___ Data for the task ___
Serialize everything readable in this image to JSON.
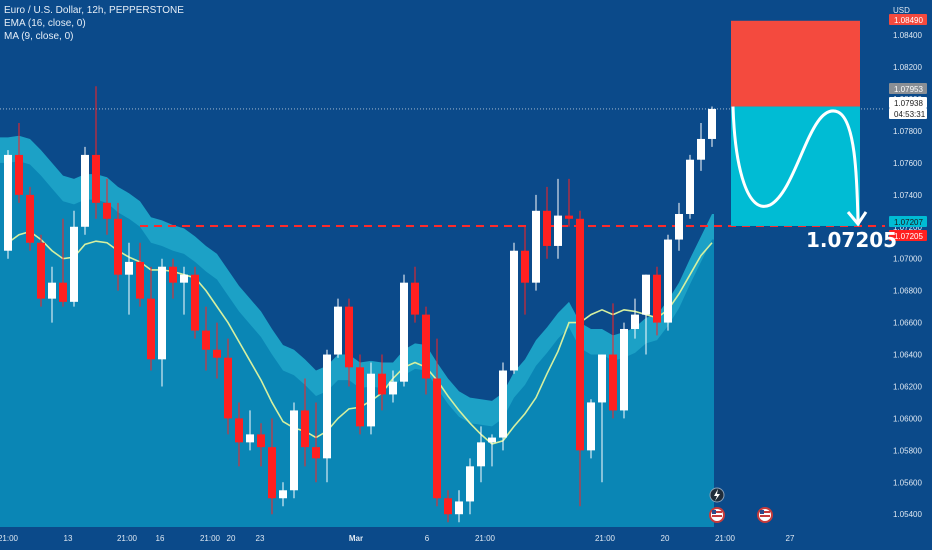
{
  "legend": {
    "symbol": "Euro / U.S. Dollar, 12h, PEPPERSTONE",
    "ema": "EMA (16, close, 0)",
    "ma": "MA (9, close, 0)"
  },
  "currency_label": "USD",
  "annotation": "1.07205",
  "colors": {
    "background_top": "#0b4a8a",
    "fill_area": "#0a86b5",
    "band": "#20b0d0",
    "up": "#ffffff",
    "down": "#ff2020",
    "ma_line": "#d6f0a0",
    "stop_box": "#f44a3e",
    "target_box": "#00bcd4",
    "dashed_level": "#ff2a2a"
  },
  "chart_data": {
    "type": "candlestick",
    "title": "Euro / U.S. Dollar, 12h, PEPPERSTONE",
    "y_unit": "USD",
    "ylim": [
      1.0532,
      1.0857
    ],
    "y_ticks": [
      "1.08400",
      "1.08200",
      "1.08000",
      "1.07800",
      "1.07600",
      "1.07400",
      "1.07200",
      "1.07000",
      "1.06800",
      "1.06600",
      "1.06400",
      "1.06200",
      "1.06000",
      "1.05800",
      "1.05600",
      "1.05400"
    ],
    "x_ticks": [
      "21:00",
      "13",
      "21:00",
      "16",
      "21:00",
      "20",
      "23",
      "Mar",
      "6",
      "21:00",
      "21:00",
      "20",
      "21:00",
      "27"
    ],
    "price_tags": [
      {
        "label": "1.08490",
        "value": 1.0849,
        "kind": "stop"
      },
      {
        "label": "1.07953",
        "value": 1.07953,
        "kind": "high"
      },
      {
        "label": "1.07938",
        "value": 1.07938,
        "kind": "last"
      },
      {
        "label": "04:53:31",
        "value": 1.0786,
        "kind": "countdown"
      },
      {
        "label": "1.07207",
        "value": 1.07207,
        "kind": "level"
      },
      {
        "label": "1.07205",
        "value": 1.07205,
        "kind": "target"
      }
    ],
    "level": 1.07205,
    "stop_zone": [
      1.07953,
      1.0849
    ],
    "target_zone": [
      1.07205,
      1.07953
    ],
    "candles": [
      {
        "o": 1.0705,
        "h": 1.0768,
        "l": 1.07,
        "c": 1.0765
      },
      {
        "o": 1.0765,
        "h": 1.0785,
        "l": 1.0735,
        "c": 1.074
      },
      {
        "o": 1.074,
        "h": 1.0745,
        "l": 1.0705,
        "c": 1.071
      },
      {
        "o": 1.071,
        "h": 1.0715,
        "l": 1.067,
        "c": 1.0675
      },
      {
        "o": 1.0675,
        "h": 1.0695,
        "l": 1.066,
        "c": 1.0685
      },
      {
        "o": 1.0685,
        "h": 1.0725,
        "l": 1.067,
        "c": 1.0673
      },
      {
        "o": 1.0673,
        "h": 1.073,
        "l": 1.067,
        "c": 1.072
      },
      {
        "o": 1.072,
        "h": 1.077,
        "l": 1.0715,
        "c": 1.0765
      },
      {
        "o": 1.0765,
        "h": 1.0808,
        "l": 1.0725,
        "c": 1.0735
      },
      {
        "o": 1.0735,
        "h": 1.075,
        "l": 1.0715,
        "c": 1.0725
      },
      {
        "o": 1.0725,
        "h": 1.0735,
        "l": 1.068,
        "c": 1.069
      },
      {
        "o": 1.069,
        "h": 1.071,
        "l": 1.0665,
        "c": 1.0698
      },
      {
        "o": 1.0698,
        "h": 1.071,
        "l": 1.067,
        "c": 1.0675
      },
      {
        "o": 1.0675,
        "h": 1.0695,
        "l": 1.063,
        "c": 1.0637
      },
      {
        "o": 1.0637,
        "h": 1.07,
        "l": 1.062,
        "c": 1.0695
      },
      {
        "o": 1.0695,
        "h": 1.07,
        "l": 1.0675,
        "c": 1.0685
      },
      {
        "o": 1.0685,
        "h": 1.0695,
        "l": 1.0665,
        "c": 1.069
      },
      {
        "o": 1.069,
        "h": 1.0695,
        "l": 1.065,
        "c": 1.0655
      },
      {
        "o": 1.0655,
        "h": 1.067,
        "l": 1.063,
        "c": 1.0643
      },
      {
        "o": 1.0643,
        "h": 1.066,
        "l": 1.0625,
        "c": 1.0638
      },
      {
        "o": 1.0638,
        "h": 1.065,
        "l": 1.059,
        "c": 1.06
      },
      {
        "o": 1.06,
        "h": 1.061,
        "l": 1.057,
        "c": 1.0585
      },
      {
        "o": 1.0585,
        "h": 1.0605,
        "l": 1.058,
        "c": 1.059
      },
      {
        "o": 1.059,
        "h": 1.0597,
        "l": 1.057,
        "c": 1.0582
      },
      {
        "o": 1.0582,
        "h": 1.06,
        "l": 1.054,
        "c": 1.055
      },
      {
        "o": 1.055,
        "h": 1.056,
        "l": 1.0545,
        "c": 1.0555
      },
      {
        "o": 1.0555,
        "h": 1.061,
        "l": 1.055,
        "c": 1.0605
      },
      {
        "o": 1.0605,
        "h": 1.0625,
        "l": 1.057,
        "c": 1.0582
      },
      {
        "o": 1.0582,
        "h": 1.061,
        "l": 1.056,
        "c": 1.0575
      },
      {
        "o": 1.0575,
        "h": 1.0643,
        "l": 1.056,
        "c": 1.064
      },
      {
        "o": 1.064,
        "h": 1.0675,
        "l": 1.0638,
        "c": 1.067
      },
      {
        "o": 1.067,
        "h": 1.0675,
        "l": 1.062,
        "c": 1.0632
      },
      {
        "o": 1.0632,
        "h": 1.064,
        "l": 1.059,
        "c": 1.0595
      },
      {
        "o": 1.0595,
        "h": 1.0635,
        "l": 1.059,
        "c": 1.0628
      },
      {
        "o": 1.0628,
        "h": 1.064,
        "l": 1.0605,
        "c": 1.0615
      },
      {
        "o": 1.0615,
        "h": 1.063,
        "l": 1.061,
        "c": 1.0623
      },
      {
        "o": 1.0623,
        "h": 1.069,
        "l": 1.062,
        "c": 1.0685
      },
      {
        "o": 1.0685,
        "h": 1.0695,
        "l": 1.066,
        "c": 1.0665
      },
      {
        "o": 1.0665,
        "h": 1.067,
        "l": 1.0615,
        "c": 1.0625
      },
      {
        "o": 1.0625,
        "h": 1.065,
        "l": 1.0545,
        "c": 1.055
      },
      {
        "o": 1.055,
        "h": 1.0555,
        "l": 1.0535,
        "c": 1.054
      },
      {
        "o": 1.054,
        "h": 1.0555,
        "l": 1.0535,
        "c": 1.0548
      },
      {
        "o": 1.0548,
        "h": 1.0575,
        "l": 1.054,
        "c": 1.057
      },
      {
        "o": 1.057,
        "h": 1.0595,
        "l": 1.056,
        "c": 1.0585
      },
      {
        "o": 1.0585,
        "h": 1.059,
        "l": 1.057,
        "c": 1.0588
      },
      {
        "o": 1.0588,
        "h": 1.0635,
        "l": 1.058,
        "c": 1.063
      },
      {
        "o": 1.063,
        "h": 1.071,
        "l": 1.0628,
        "c": 1.0705
      },
      {
        "o": 1.0705,
        "h": 1.072,
        "l": 1.0665,
        "c": 1.0685
      },
      {
        "o": 1.0685,
        "h": 1.074,
        "l": 1.068,
        "c": 1.073
      },
      {
        "o": 1.073,
        "h": 1.0745,
        "l": 1.07,
        "c": 1.0708
      },
      {
        "o": 1.0708,
        "h": 1.075,
        "l": 1.07,
        "c": 1.0727
      },
      {
        "o": 1.0727,
        "h": 1.075,
        "l": 1.072,
        "c": 1.0725
      },
      {
        "o": 1.0725,
        "h": 1.073,
        "l": 1.0545,
        "c": 1.058
      },
      {
        "o": 1.058,
        "h": 1.0612,
        "l": 1.0575,
        "c": 1.061
      },
      {
        "o": 1.061,
        "h": 1.064,
        "l": 1.056,
        "c": 1.064
      },
      {
        "o": 1.064,
        "h": 1.0672,
        "l": 1.06,
        "c": 1.0605
      },
      {
        "o": 1.0605,
        "h": 1.066,
        "l": 1.06,
        "c": 1.0656
      },
      {
        "o": 1.0656,
        "h": 1.0675,
        "l": 1.065,
        "c": 1.0665
      },
      {
        "o": 1.0665,
        "h": 1.069,
        "l": 1.064,
        "c": 1.069
      },
      {
        "o": 1.069,
        "h": 1.0695,
        "l": 1.0652,
        "c": 1.066
      },
      {
        "o": 1.066,
        "h": 1.0715,
        "l": 1.0655,
        "c": 1.0712
      },
      {
        "o": 1.0712,
        "h": 1.0735,
        "l": 1.0705,
        "c": 1.0728
      },
      {
        "o": 1.0728,
        "h": 1.0765,
        "l": 1.0725,
        "c": 1.0762
      },
      {
        "o": 1.0762,
        "h": 1.0785,
        "l": 1.0755,
        "c": 1.0775
      },
      {
        "o": 1.0775,
        "h": 1.07953,
        "l": 1.077,
        "c": 1.07938
      }
    ],
    "ma": [
      1.071,
      1.0715,
      1.0717,
      1.0712,
      1.0705,
      1.07,
      1.0701,
      1.0709,
      1.0711,
      1.071,
      1.0705,
      1.0701,
      1.0698,
      1.0693,
      1.0693,
      1.0692,
      1.069,
      1.0688,
      1.068,
      1.067,
      1.066,
      1.0648,
      1.0636,
      1.0624,
      1.061,
      1.0598,
      1.0594,
      1.0592,
      1.0588,
      1.0592,
      1.06,
      1.0606,
      1.0607,
      1.0611,
      1.0616,
      1.0625,
      1.0632,
      1.0635,
      1.0632,
      1.0624,
      1.0614,
      1.0605,
      1.0597,
      1.059,
      1.0584,
      1.0586,
      1.0595,
      1.0603,
      1.0613,
      1.0628,
      1.0642,
      1.066,
      1.066,
      1.0665,
      1.0668,
      1.0665,
      1.0668,
      1.0667,
      1.0665,
      1.0663,
      1.0668,
      1.0678,
      1.069,
      1.0702,
      1.071
    ],
    "ema": [
      1.076,
      1.0761,
      1.0759,
      1.0752,
      1.0744,
      1.0736,
      1.0734,
      1.0737,
      1.0737,
      1.0735,
      1.0729,
      1.0725,
      1.072,
      1.071,
      1.0708,
      1.0705,
      1.0703,
      1.0698,
      1.0692,
      1.0687,
      1.0677,
      1.0667,
      1.0659,
      1.0651,
      1.064,
      1.063,
      1.0627,
      1.0621,
      1.0614,
      1.0617,
      1.0624,
      1.0624,
      1.0619,
      1.062,
      1.0619,
      1.0619,
      1.0627,
      1.0631,
      1.063,
      1.0619,
      1.0609,
      1.0601,
      1.0597,
      1.0596,
      1.0595,
      1.06,
      1.0613,
      1.0621,
      1.0633,
      1.0641,
      1.065,
      1.0657,
      1.0644,
      1.064,
      1.064,
      1.0636,
      1.0638,
      1.0641,
      1.0647,
      1.0649,
      1.0658,
      1.0669,
      1.0684,
      1.0698,
      1.0712
    ]
  }
}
___
Set problem ▸ In the listing, find all lines with the string "PEPPERSTONE" and copy them.

Exercise answer ▸
    "symbol": "Euro / U.S. Dollar, 12h, PEPPERSTONE",
    "title": "Euro / U.S. Dollar, 12h, PEPPERSTONE",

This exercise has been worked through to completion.